#### Prompt:
Only the number is wanted: count the lines that include the word "screenshot".

#### Material for the task:
____________________
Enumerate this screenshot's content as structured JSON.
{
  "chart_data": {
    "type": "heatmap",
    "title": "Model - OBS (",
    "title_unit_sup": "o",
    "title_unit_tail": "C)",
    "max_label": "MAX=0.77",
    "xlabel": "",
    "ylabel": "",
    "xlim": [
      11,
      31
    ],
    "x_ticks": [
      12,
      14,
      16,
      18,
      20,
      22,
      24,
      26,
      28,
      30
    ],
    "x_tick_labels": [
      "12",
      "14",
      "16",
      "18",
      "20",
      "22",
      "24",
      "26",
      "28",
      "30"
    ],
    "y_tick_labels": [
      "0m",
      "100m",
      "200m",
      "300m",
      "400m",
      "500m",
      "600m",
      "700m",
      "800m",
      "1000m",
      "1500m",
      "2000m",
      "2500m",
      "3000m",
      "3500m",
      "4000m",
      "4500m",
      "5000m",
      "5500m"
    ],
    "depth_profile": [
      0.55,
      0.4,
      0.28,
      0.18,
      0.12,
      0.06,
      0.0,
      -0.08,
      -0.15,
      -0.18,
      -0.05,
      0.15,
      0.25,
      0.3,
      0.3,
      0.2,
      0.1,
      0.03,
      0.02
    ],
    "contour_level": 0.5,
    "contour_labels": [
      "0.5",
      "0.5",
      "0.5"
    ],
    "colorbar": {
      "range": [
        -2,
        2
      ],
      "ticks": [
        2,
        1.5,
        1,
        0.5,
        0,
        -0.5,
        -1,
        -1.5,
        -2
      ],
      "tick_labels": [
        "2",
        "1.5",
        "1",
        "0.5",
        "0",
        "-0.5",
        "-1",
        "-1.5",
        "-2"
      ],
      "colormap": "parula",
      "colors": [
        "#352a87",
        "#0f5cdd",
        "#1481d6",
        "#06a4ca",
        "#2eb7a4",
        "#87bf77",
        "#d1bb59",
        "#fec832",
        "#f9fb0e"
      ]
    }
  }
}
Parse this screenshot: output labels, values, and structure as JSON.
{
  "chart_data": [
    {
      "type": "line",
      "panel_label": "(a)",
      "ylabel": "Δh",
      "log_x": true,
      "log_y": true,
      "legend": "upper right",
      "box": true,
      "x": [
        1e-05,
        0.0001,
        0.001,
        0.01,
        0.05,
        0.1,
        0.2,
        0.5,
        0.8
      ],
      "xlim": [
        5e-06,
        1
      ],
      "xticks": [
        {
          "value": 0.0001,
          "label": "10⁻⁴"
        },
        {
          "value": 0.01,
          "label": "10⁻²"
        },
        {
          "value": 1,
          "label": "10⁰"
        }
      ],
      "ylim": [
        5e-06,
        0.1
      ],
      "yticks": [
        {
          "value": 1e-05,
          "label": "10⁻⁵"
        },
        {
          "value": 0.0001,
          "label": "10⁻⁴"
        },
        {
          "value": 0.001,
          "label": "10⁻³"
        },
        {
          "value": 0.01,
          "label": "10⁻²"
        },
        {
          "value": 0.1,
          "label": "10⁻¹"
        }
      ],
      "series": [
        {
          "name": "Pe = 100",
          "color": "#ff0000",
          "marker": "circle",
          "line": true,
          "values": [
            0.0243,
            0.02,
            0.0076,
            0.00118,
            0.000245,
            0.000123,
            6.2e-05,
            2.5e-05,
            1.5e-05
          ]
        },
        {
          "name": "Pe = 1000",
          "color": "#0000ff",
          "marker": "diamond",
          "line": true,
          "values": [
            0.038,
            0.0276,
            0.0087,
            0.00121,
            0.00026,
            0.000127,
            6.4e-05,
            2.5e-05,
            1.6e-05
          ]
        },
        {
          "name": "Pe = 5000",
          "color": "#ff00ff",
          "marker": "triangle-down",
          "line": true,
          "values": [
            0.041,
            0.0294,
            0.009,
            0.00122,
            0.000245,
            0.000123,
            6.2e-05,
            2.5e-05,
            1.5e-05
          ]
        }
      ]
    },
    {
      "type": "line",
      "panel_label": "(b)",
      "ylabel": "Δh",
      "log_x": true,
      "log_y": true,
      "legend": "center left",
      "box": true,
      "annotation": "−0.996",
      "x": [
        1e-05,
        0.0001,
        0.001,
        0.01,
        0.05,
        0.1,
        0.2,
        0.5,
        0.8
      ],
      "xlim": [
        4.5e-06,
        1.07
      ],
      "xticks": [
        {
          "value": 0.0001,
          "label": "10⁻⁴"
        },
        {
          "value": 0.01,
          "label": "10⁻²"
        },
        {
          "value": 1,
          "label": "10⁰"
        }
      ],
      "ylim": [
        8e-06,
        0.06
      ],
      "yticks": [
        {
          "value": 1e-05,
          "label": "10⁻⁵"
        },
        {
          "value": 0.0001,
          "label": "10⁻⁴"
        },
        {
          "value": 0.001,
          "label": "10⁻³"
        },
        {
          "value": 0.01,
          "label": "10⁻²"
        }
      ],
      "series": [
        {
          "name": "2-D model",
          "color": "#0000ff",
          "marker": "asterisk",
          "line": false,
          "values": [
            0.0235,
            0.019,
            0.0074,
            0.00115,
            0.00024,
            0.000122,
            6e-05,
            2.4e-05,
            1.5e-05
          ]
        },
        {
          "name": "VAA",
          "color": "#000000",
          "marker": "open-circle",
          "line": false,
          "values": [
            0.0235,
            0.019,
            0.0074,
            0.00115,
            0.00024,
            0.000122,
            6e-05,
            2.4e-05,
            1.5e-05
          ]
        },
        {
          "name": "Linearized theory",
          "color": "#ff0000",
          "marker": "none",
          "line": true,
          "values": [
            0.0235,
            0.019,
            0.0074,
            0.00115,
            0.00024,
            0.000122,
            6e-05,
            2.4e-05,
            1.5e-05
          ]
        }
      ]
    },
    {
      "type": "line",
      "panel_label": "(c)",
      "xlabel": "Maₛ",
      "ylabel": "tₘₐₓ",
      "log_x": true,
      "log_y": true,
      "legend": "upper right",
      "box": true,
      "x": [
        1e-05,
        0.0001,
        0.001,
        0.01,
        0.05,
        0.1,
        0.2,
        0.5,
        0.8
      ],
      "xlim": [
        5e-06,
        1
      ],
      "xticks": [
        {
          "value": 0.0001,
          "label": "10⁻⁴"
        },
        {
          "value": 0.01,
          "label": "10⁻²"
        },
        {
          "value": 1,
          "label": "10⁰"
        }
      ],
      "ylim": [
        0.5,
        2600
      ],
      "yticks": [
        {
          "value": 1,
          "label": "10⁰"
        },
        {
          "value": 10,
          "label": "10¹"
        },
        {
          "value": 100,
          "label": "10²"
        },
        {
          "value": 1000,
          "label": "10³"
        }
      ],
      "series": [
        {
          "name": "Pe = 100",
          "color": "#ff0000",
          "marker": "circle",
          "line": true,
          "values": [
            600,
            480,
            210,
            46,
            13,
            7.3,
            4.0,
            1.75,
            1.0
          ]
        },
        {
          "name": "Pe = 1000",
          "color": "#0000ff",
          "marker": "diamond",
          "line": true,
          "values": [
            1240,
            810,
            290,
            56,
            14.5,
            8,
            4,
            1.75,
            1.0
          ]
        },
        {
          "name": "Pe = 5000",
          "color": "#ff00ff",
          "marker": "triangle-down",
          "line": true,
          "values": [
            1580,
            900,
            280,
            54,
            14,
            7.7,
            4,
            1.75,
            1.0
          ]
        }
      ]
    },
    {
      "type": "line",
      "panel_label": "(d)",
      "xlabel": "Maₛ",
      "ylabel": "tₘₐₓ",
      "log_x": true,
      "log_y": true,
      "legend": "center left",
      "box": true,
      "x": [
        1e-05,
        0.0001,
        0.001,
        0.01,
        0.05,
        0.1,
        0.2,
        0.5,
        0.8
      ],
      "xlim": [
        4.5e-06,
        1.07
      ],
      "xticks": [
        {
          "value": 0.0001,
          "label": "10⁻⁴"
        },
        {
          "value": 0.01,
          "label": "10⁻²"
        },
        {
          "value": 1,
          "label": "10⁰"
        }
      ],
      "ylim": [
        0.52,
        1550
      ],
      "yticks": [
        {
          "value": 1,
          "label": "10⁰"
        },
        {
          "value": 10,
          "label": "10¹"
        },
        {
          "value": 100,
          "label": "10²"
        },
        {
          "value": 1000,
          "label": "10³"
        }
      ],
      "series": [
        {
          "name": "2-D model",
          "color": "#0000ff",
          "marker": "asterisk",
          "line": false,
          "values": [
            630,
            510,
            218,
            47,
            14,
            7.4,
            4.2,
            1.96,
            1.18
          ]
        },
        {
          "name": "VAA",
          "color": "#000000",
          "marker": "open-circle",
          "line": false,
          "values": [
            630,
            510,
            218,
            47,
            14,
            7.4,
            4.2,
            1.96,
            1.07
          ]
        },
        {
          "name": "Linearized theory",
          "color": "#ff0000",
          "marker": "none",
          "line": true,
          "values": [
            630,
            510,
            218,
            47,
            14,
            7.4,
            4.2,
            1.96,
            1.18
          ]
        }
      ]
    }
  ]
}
____________________
#### Completed exercise:
2